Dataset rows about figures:
-- Begin --

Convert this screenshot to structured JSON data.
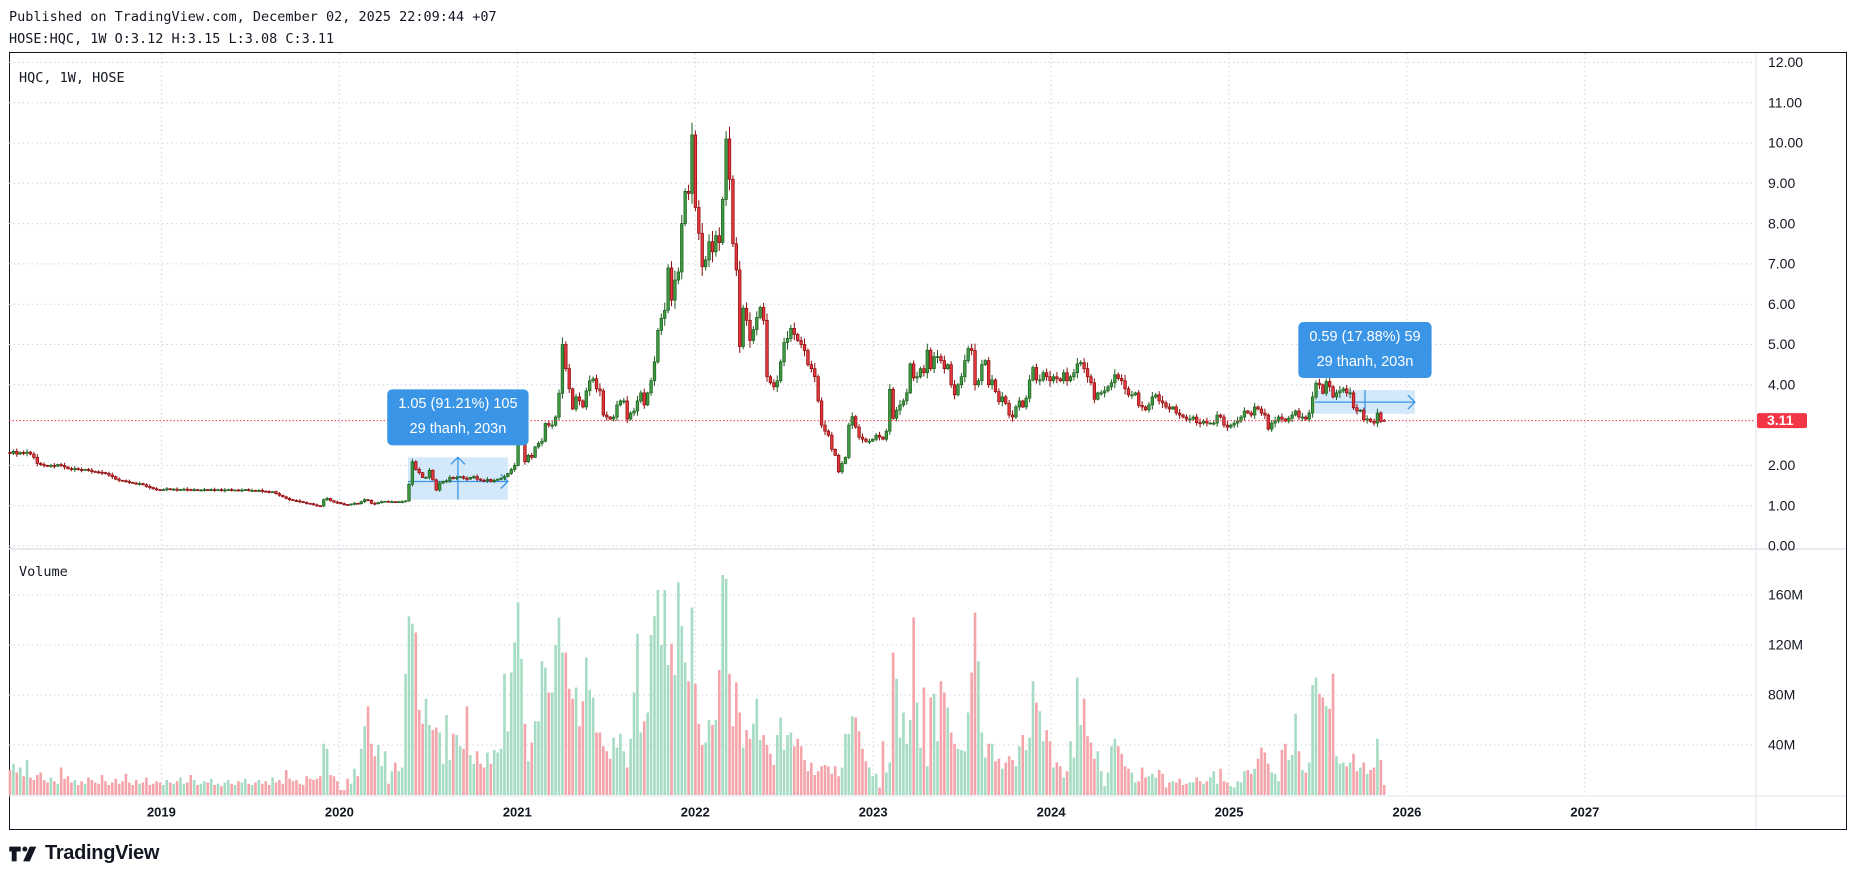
{
  "header": {
    "published": "Published on TradingView.com, December 02, 2025 22:09:44 +07",
    "ohlc": "HOSE:HQC, 1W O:3.12 H:3.15 L:3.08 C:3.11"
  },
  "legend": {
    "main": "HQC, 1W, HOSE",
    "volume": "Volume"
  },
  "footer": {
    "brand": "TradingView"
  },
  "colors": {
    "up": "#3d9a40",
    "up_border": "#1e5f20",
    "down": "#e0383e",
    "down_border": "#8c0a0a",
    "vol_up": "#a6dcc3",
    "vol_down": "#f5a5aa",
    "last_price": "#f23645",
    "measure": "#3a95e6",
    "measure_fill": "#cfe5fb",
    "grid": "#d1d4dc"
  },
  "chart_data": {
    "type": "candlestick",
    "title": "HQC, 1W, HOSE",
    "interval": "1W",
    "x_start_year": 2018.149,
    "bars_per_year": 52.18,
    "ylim": [
      0,
      12
    ],
    "grid": true,
    "price_ticks": [
      {
        "value": 12,
        "label": "12.00"
      },
      {
        "value": 11,
        "label": "11.00"
      },
      {
        "value": 10,
        "label": "10.00"
      },
      {
        "value": 9,
        "label": "9.00"
      },
      {
        "value": 8,
        "label": "8.00"
      },
      {
        "value": 7,
        "label": "7.00"
      },
      {
        "value": 6,
        "label": "6.00"
      },
      {
        "value": 5,
        "label": "5.00"
      },
      {
        "value": 4,
        "label": "4.00"
      },
      {
        "value": 2,
        "label": "2.00"
      },
      {
        "value": 1,
        "label": "1.00"
      },
      {
        "value": 0,
        "label": "0.00"
      }
    ],
    "volume_ticks": [
      {
        "value": 160,
        "label": "160M"
      },
      {
        "value": 120,
        "label": "120M"
      },
      {
        "value": 80,
        "label": "80M"
      },
      {
        "value": 40,
        "label": "40M"
      }
    ],
    "year_ticks": [
      {
        "value": 2019,
        "label": "2019"
      },
      {
        "value": 2020,
        "label": "2020"
      },
      {
        "value": 2021,
        "label": "2021"
      },
      {
        "value": 2022,
        "label": "2022"
      },
      {
        "value": 2023,
        "label": "2023"
      },
      {
        "value": 2024,
        "label": "2024"
      },
      {
        "value": 2025,
        "label": "2025"
      },
      {
        "value": 2026,
        "label": "2026"
      },
      {
        "value": 2027,
        "label": "2027"
      }
    ],
    "last_price": {
      "value": 3.11,
      "label": "3.11"
    },
    "last_bar": {
      "open": 3.12,
      "high": 3.15,
      "low": 3.08,
      "close": 3.11
    },
    "closes": [
      2.3,
      2.35,
      2.28,
      2.32,
      2.3,
      2.33,
      2.28,
      2.2,
      2.05,
      2.02,
      2.0,
      1.98,
      2.0,
      1.98,
      2.02,
      2.0,
      1.96,
      1.92,
      1.9,
      1.92,
      1.9,
      1.88,
      1.9,
      1.88,
      1.85,
      1.84,
      1.83,
      1.82,
      1.8,
      1.76,
      1.72,
      1.66,
      1.63,
      1.62,
      1.6,
      1.58,
      1.56,
      1.55,
      1.55,
      1.52,
      1.48,
      1.45,
      1.42,
      1.4,
      1.39,
      1.4,
      1.42,
      1.4,
      1.41,
      1.39,
      1.4,
      1.41,
      1.4,
      1.39,
      1.4,
      1.38,
      1.39,
      1.4,
      1.39,
      1.4,
      1.39,
      1.4,
      1.38,
      1.39,
      1.4,
      1.39,
      1.39,
      1.38,
      1.39,
      1.4,
      1.38,
      1.38,
      1.37,
      1.38,
      1.36,
      1.35,
      1.34,
      1.35,
      1.3,
      1.26,
      1.22,
      1.18,
      1.15,
      1.13,
      1.12,
      1.1,
      1.08,
      1.06,
      1.05,
      1.02,
      1.0,
      0.99,
      1.15,
      1.18,
      1.12,
      1.09,
      1.08,
      1.05,
      1.03,
      1.02,
      1.04,
      1.06,
      1.05,
      1.1,
      1.15,
      1.13,
      1.06,
      1.05,
      1.08,
      1.1,
      1.11,
      1.1,
      1.1,
      1.09,
      1.1,
      1.1,
      1.12,
      1.53,
      2.09,
      1.9,
      1.82,
      1.7,
      1.7,
      1.88,
      1.64,
      1.39,
      1.56,
      1.6,
      1.62,
      1.7,
      1.68,
      1.7,
      1.72,
      1.68,
      1.66,
      1.7,
      1.72,
      1.66,
      1.63,
      1.62,
      1.65,
      1.6,
      1.63,
      1.66,
      1.68,
      1.72,
      1.8,
      1.9,
      2.0,
      2.8,
      2.95,
      2.09,
      2.25,
      2.2,
      2.46,
      2.55,
      2.6,
      3.04,
      3.0,
      3.0,
      3.2,
      3.79,
      5.0,
      4.4,
      3.9,
      3.4,
      3.7,
      3.6,
      3.45,
      3.85,
      4.1,
      4.15,
      3.9,
      3.85,
      3.25,
      3.2,
      3.15,
      3.2,
      3.5,
      3.6,
      3.6,
      3.15,
      3.3,
      3.35,
      3.6,
      3.8,
      3.5,
      3.8,
      4.1,
      4.57,
      5.35,
      5.65,
      5.85,
      6.9,
      6.1,
      6.6,
      6.8,
      8.0,
      8.8,
      8.75,
      10.2,
      8.4,
      7.76,
      6.93,
      7.1,
      7.55,
      7.3,
      7.7,
      7.53,
      8.6,
      10.1,
      9.1,
      7.5,
      6.85,
      4.95,
      5.9,
      5.6,
      5.1,
      5.37,
      5.67,
      5.92,
      5.6,
      4.2,
      4.05,
      3.95,
      4.1,
      4.57,
      5.05,
      5.15,
      5.4,
      5.25,
      5.1,
      5.0,
      4.85,
      4.5,
      4.4,
      4.2,
      3.6,
      3.0,
      2.85,
      2.75,
      2.4,
      2.25,
      1.84,
      2.05,
      2.2,
      3.0,
      3.21,
      2.95,
      2.7,
      2.65,
      2.6,
      2.6,
      2.65,
      2.75,
      2.7,
      2.65,
      2.85,
      3.89,
      3.17,
      3.37,
      3.5,
      3.6,
      3.8,
      4.52,
      4.17,
      4.2,
      4.4,
      4.3,
      4.86,
      4.4,
      4.7,
      4.7,
      4.6,
      4.4,
      4.5,
      4.0,
      3.75,
      4.0,
      4.2,
      4.6,
      4.9,
      4.85,
      4.0,
      4.1,
      4.5,
      4.6,
      4.0,
      4.12,
      3.83,
      3.58,
      3.7,
      3.54,
      3.25,
      3.2,
      3.45,
      3.6,
      3.45,
      3.67,
      4.12,
      4.43,
      4.12,
      4.12,
      4.3,
      4.2,
      4.1,
      4.2,
      4.15,
      4.1,
      4.3,
      4.1,
      4.2,
      4.3,
      4.52,
      4.55,
      4.4,
      4.2,
      4.05,
      3.64,
      3.8,
      3.8,
      3.85,
      3.95,
      4.05,
      4.25,
      4.16,
      4.1,
      3.9,
      3.75,
      3.75,
      3.8,
      3.49,
      3.45,
      3.38,
      3.5,
      3.7,
      3.75,
      3.6,
      3.55,
      3.45,
      3.4,
      3.45,
      3.3,
      3.25,
      3.2,
      3.15,
      3.15,
      3.2,
      3.06,
      3.05,
      3.1,
      3.05,
      3.05,
      3.05,
      3.25,
      3.2,
      3.0,
      2.95,
      3.0,
      3.05,
      3.1,
      3.2,
      3.35,
      3.3,
      3.25,
      3.45,
      3.4,
      3.3,
      3.25,
      2.9,
      3.05,
      3.1,
      3.2,
      3.15,
      3.1,
      3.17,
      3.25,
      3.35,
      3.2,
      3.2,
      3.15,
      3.3,
      3.7,
      4.04,
      4.0,
      3.79,
      4.08,
      3.95,
      3.7,
      3.8,
      3.85,
      3.9,
      3.8,
      3.8,
      3.43,
      3.35,
      3.37,
      3.13,
      3.15,
      3.09,
      3.05,
      3.3,
      3.09,
      3.11
    ],
    "volume_unit": "M",
    "volumes": [
      20,
      25,
      18,
      22,
      15,
      28,
      14,
      12,
      16,
      18,
      12,
      10,
      14,
      11,
      9,
      22,
      13,
      15,
      10,
      12,
      8,
      11,
      9,
      14,
      12,
      10,
      9,
      16,
      11,
      8,
      10,
      13,
      9,
      11,
      17,
      10,
      8,
      12,
      9,
      10,
      14,
      8,
      9,
      11,
      10,
      8,
      12,
      10,
      9,
      11,
      14,
      9,
      10,
      16,
      12,
      8,
      9,
      11,
      10,
      13,
      8,
      9,
      7,
      10,
      12,
      9,
      8,
      11,
      10,
      13,
      9,
      8,
      10,
      12,
      9,
      11,
      8,
      14,
      10,
      12,
      9,
      20,
      13,
      11,
      12,
      9,
      8,
      15,
      13,
      12,
      13,
      15,
      41,
      37,
      16,
      15,
      11,
      4,
      4,
      13,
      9,
      21,
      15,
      37,
      55,
      71,
      41,
      31,
      40,
      23,
      35,
      9,
      19,
      26,
      19,
      22,
      97,
      143,
      137,
      130,
      68,
      57,
      77,
      56,
      52,
      54,
      50,
      25,
      64,
      28,
      49,
      48,
      39,
      37,
      71,
      32,
      25,
      35,
      25,
      22,
      34,
      25,
      36,
      34,
      37,
      97,
      51,
      98,
      122,
      154,
      109,
      57,
      27,
      42,
      59,
      59,
      107,
      102,
      82,
      82,
      120,
      142,
      114,
      114,
      85,
      77,
      86,
      55,
      75,
      110,
      84,
      78,
      50,
      50,
      39,
      35,
      29,
      46,
      38,
      49,
      35,
      22,
      45,
      82,
      129,
      50,
      59,
      66,
      128,
      143,
      164,
      120,
      164,
      104,
      121,
      96,
      170,
      135,
      106,
      91,
      150,
      89,
      57,
      40,
      42,
      60,
      56,
      60,
      100,
      176,
      173,
      97,
      55,
      90,
      66,
      38,
      52,
      45,
      57,
      77,
      44,
      48,
      40,
      33,
      24,
      48,
      62,
      36,
      48,
      50,
      39,
      45,
      39,
      28,
      19,
      26,
      16,
      19,
      23,
      24,
      23,
      17,
      23,
      15,
      22,
      49,
      49,
      63,
      62,
      51,
      37,
      27,
      22,
      15,
      17,
      6,
      43,
      18,
      26,
      114,
      93,
      46,
      66,
      41,
      60,
      142,
      74,
      38,
      86,
      23,
      78,
      81,
      43,
      91,
      82,
      70,
      50,
      41,
      37,
      36,
      35,
      66,
      98,
      146,
      107,
      50,
      30,
      41,
      41,
      27,
      29,
      21,
      26,
      31,
      28,
      23,
      39,
      48,
      36,
      46,
      91,
      74,
      67,
      43,
      52,
      43,
      22,
      26,
      23,
      14,
      19,
      43,
      30,
      94,
      56,
      77,
      47,
      42,
      29,
      35,
      19,
      7,
      18,
      39,
      45,
      39,
      33,
      23,
      21,
      18,
      10,
      11,
      22,
      14,
      15,
      17,
      14,
      20,
      17,
      6,
      10,
      11,
      10,
      13,
      8,
      9,
      10,
      10,
      14,
      11,
      9,
      11,
      14,
      19,
      9,
      21,
      11,
      10,
      7,
      6,
      11,
      10,
      19,
      20,
      17,
      21,
      29,
      38,
      34,
      25,
      18,
      17,
      11,
      36,
      41,
      28,
      32,
      65,
      35,
      20,
      18,
      26,
      88,
      94,
      81,
      78,
      71,
      69,
      97,
      31,
      25,
      26,
      23,
      26,
      33,
      19,
      22,
      26,
      17,
      20,
      22,
      45,
      28,
      8
    ],
    "measurements": [
      {
        "line1": "1.05 (91.21%) 105",
        "line2": "29 thanh, 203n",
        "from_bar": 117,
        "to_bar": 146,
        "price_low": 1.15,
        "price_high": 2.2,
        "mid_price": 1.6,
        "arrow": "up"
      },
      {
        "line1": "0.59 (17.88%) 59",
        "line2": "29 thanh, 203n",
        "from_bar": 383,
        "to_bar": 412,
        "price_low": 3.28,
        "price_high": 3.87,
        "mid_price": 3.57,
        "arrow": "none"
      }
    ]
  }
}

-- End --

*Task prompt:*
Looking at the records above, report how many lines contain the word "TradingView". Answer with the number only.

*Solution for this task:*
2